(Data excerpts)
------
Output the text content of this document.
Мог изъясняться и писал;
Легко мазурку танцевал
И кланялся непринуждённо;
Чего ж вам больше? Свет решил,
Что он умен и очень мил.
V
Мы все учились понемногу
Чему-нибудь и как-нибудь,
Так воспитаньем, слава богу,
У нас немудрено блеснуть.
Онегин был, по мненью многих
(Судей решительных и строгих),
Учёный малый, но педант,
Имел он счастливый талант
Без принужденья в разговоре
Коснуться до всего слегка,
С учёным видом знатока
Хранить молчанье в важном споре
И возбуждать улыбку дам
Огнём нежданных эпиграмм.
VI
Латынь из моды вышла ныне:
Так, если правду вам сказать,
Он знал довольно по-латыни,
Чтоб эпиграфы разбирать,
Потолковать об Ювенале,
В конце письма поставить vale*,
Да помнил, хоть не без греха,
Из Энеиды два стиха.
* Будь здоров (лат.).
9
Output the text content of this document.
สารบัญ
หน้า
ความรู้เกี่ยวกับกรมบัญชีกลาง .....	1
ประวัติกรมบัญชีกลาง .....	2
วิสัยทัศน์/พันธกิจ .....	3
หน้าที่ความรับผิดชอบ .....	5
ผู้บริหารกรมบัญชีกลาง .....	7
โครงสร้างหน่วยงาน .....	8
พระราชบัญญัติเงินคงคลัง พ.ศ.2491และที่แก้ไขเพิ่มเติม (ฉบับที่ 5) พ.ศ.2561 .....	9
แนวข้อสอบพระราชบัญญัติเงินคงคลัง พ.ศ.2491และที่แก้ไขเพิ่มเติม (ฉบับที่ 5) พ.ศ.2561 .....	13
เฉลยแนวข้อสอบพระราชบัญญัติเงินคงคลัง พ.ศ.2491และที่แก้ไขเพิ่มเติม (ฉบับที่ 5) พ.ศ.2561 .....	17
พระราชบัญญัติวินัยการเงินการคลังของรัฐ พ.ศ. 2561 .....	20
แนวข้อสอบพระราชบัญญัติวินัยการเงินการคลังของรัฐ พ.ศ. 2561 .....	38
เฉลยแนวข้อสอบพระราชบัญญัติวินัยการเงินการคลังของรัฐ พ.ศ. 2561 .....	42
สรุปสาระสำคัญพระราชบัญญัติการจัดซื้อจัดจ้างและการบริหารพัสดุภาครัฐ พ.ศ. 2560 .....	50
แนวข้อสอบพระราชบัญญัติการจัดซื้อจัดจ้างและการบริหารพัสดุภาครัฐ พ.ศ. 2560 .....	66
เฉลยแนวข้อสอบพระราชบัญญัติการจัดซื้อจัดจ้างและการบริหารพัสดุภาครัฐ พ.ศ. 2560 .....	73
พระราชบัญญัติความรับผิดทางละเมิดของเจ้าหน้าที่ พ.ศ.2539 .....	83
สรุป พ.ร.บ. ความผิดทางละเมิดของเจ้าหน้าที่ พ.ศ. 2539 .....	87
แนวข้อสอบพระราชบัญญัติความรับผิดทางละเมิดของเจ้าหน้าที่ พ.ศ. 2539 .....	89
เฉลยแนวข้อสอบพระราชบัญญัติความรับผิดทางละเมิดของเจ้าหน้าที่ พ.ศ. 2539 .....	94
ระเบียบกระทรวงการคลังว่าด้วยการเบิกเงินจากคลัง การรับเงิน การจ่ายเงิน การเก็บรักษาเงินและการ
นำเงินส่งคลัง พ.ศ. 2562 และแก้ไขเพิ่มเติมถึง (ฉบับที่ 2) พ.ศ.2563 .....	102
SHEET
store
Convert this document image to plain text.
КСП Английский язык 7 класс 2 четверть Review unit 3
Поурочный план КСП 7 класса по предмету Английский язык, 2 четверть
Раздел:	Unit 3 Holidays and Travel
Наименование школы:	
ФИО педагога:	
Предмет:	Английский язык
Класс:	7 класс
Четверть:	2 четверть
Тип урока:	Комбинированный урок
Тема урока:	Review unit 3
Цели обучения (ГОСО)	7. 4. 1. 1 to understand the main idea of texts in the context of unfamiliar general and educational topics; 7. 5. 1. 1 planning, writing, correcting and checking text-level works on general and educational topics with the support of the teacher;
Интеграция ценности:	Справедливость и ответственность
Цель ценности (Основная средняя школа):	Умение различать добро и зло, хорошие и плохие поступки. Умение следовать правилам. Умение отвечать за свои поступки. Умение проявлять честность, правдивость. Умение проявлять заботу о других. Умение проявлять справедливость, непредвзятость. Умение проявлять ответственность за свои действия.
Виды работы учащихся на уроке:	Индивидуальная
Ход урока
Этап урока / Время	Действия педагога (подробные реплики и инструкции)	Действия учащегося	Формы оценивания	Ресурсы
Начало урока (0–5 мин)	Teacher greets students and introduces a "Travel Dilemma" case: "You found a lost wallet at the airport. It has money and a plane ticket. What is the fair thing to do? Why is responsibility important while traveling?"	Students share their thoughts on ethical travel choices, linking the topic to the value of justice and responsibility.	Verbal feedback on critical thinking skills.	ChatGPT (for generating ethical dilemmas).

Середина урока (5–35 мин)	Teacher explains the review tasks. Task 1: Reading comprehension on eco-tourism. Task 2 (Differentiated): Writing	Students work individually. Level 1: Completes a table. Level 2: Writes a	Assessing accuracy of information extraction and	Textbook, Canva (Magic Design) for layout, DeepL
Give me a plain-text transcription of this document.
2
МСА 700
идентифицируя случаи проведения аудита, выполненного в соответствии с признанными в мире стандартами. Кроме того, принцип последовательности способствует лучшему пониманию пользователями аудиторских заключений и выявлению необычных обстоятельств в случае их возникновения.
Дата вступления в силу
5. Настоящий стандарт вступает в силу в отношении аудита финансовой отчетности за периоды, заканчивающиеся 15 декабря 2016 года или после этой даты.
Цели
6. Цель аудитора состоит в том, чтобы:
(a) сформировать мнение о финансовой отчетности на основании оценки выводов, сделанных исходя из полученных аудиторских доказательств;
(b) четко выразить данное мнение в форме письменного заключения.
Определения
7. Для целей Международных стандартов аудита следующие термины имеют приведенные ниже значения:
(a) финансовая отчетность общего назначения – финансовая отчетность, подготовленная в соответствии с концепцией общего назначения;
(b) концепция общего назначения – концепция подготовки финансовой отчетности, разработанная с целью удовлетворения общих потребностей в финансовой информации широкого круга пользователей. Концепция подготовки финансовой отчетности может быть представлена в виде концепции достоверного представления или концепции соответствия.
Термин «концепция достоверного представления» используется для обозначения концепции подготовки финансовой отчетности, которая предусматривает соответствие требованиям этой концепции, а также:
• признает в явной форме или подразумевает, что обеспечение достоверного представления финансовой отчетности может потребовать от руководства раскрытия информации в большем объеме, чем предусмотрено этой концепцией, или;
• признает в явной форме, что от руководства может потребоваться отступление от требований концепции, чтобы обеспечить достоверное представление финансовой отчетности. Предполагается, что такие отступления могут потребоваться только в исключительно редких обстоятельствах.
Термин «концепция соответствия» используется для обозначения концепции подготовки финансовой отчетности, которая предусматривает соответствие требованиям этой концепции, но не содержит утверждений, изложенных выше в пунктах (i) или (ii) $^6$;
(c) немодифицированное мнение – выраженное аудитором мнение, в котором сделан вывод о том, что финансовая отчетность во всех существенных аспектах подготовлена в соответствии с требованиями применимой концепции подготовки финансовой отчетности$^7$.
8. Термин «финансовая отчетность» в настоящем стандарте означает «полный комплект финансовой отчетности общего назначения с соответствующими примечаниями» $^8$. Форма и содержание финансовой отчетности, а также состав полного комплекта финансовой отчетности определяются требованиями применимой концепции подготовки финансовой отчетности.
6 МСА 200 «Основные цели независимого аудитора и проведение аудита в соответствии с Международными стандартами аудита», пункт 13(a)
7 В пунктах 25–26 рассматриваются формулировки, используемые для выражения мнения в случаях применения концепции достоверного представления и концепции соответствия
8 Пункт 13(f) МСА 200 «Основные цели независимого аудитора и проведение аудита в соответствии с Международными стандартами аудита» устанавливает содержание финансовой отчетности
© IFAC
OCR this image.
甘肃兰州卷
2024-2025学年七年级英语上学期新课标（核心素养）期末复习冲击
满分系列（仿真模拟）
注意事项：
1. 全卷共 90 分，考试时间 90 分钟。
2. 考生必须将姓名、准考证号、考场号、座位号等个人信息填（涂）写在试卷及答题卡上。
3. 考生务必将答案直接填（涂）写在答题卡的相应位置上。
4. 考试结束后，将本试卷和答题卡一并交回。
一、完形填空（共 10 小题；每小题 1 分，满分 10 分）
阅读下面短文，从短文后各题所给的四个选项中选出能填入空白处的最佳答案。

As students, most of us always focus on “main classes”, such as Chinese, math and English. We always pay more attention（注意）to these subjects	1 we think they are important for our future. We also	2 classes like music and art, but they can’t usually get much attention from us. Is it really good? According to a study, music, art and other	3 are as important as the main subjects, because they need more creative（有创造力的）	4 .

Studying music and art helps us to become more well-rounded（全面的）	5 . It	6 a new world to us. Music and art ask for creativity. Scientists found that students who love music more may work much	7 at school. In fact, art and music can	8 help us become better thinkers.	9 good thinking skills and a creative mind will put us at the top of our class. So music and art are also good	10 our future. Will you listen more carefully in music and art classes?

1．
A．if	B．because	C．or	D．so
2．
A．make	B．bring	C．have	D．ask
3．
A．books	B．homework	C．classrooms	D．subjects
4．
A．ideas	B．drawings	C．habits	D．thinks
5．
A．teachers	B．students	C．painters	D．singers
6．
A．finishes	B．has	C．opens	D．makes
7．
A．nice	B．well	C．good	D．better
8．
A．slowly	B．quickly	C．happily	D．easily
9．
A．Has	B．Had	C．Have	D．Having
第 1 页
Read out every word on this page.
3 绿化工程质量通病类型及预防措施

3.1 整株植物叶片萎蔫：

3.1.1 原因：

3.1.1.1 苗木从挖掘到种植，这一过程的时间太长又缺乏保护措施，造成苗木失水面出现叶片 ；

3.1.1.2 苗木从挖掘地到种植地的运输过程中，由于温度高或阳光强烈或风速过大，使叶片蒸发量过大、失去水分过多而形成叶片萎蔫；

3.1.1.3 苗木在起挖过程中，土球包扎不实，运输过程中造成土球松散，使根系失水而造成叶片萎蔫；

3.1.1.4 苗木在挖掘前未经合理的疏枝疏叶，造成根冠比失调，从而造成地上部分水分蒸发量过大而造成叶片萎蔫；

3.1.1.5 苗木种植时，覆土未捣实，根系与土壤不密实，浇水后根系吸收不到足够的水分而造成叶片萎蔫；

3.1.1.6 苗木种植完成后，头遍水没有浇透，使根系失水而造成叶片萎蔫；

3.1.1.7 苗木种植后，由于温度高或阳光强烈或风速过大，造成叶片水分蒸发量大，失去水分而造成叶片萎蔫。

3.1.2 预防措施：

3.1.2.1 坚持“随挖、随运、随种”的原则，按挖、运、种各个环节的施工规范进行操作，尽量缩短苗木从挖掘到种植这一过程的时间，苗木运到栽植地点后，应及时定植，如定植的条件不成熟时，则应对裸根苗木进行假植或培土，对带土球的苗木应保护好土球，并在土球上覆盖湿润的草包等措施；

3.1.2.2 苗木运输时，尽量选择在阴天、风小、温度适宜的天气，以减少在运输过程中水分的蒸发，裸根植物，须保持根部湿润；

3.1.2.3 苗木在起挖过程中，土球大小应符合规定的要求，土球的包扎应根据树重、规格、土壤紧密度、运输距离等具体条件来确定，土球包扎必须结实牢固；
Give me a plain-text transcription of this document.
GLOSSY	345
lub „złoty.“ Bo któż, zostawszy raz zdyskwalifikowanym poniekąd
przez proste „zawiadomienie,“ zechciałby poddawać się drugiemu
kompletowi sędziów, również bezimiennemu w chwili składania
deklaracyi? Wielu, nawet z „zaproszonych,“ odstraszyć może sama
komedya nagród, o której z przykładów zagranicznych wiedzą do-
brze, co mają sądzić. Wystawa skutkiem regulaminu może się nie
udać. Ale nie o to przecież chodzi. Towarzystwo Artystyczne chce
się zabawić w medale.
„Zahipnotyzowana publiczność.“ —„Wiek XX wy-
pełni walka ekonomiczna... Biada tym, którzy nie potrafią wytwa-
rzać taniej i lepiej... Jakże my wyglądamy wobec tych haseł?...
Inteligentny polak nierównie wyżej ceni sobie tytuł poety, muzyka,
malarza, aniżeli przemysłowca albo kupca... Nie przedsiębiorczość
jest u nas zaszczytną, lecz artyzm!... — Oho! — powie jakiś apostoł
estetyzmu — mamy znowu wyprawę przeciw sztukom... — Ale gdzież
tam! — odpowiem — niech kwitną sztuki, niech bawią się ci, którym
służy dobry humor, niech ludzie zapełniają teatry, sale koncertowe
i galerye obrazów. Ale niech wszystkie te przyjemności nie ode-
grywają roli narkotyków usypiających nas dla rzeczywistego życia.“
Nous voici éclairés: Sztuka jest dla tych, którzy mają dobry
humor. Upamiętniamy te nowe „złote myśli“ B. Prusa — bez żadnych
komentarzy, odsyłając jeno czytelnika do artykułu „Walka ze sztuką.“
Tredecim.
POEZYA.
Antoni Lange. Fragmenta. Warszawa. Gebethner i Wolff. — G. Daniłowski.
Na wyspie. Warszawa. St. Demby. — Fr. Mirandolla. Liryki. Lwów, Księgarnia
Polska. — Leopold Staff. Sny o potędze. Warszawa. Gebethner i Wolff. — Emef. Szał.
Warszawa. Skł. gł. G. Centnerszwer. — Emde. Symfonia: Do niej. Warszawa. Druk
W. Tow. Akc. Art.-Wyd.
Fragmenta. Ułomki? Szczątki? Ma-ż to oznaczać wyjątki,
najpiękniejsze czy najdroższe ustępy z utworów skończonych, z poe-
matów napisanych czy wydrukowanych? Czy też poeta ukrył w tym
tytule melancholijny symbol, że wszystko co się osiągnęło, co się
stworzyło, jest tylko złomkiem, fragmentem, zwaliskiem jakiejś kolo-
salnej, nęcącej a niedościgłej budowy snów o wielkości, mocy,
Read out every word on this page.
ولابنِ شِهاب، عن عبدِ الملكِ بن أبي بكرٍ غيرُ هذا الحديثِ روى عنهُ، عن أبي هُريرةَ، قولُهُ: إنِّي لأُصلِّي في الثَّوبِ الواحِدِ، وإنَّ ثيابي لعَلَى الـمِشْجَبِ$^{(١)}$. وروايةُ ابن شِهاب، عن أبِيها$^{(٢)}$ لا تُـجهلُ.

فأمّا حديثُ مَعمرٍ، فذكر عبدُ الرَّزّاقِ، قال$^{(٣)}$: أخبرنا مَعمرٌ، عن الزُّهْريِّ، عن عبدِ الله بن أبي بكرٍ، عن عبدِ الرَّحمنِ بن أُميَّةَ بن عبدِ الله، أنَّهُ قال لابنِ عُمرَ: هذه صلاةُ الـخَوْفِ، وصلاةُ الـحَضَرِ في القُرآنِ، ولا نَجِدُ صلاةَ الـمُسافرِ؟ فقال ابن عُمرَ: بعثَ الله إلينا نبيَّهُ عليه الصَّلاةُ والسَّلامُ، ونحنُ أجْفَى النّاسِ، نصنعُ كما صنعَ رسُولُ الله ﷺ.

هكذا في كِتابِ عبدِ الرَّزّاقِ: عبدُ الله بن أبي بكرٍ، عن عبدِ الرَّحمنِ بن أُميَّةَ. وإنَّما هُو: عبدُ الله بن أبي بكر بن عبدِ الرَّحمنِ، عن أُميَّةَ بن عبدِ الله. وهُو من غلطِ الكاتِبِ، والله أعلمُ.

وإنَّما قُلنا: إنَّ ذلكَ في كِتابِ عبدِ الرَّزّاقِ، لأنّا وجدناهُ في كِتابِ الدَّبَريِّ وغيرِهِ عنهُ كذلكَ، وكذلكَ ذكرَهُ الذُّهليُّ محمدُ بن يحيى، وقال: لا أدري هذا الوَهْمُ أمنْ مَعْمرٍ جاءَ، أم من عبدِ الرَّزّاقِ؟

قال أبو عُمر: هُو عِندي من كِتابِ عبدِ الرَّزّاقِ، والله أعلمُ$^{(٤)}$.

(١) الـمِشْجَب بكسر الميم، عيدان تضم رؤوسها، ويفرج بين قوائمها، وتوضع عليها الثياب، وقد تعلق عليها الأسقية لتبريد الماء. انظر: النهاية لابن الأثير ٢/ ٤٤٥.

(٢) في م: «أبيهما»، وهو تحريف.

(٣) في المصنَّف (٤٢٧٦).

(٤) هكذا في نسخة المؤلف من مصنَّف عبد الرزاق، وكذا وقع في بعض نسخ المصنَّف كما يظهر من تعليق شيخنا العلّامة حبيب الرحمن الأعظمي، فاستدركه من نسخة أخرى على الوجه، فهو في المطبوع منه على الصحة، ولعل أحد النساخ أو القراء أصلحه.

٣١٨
------
_Given instruction:_ Pick out the lines that have the word "ดของเจ". Copy them all.

_Solution to this exercise:_
พระราชบัญญัติความรับผิดทางละเมิดของเจ้าหน้าที่ พ.ศ.2539 .....	83
สรุป พ.ร.บ. ความผิดทางละเมิดของเจ้าหน้าที่ พ.ศ. 2539 .....	87
แนวข้อสอบพระราชบัญญัติความรับผิดทางละเมิดของเจ้าหน้าที่ พ.ศ. 2539 .....	89
เฉลยแนวข้อสอบพระราชบัญญัติความรับผิดทางละเมิดของเจ้าหน้าที่ พ.ศ. 2539 .....	94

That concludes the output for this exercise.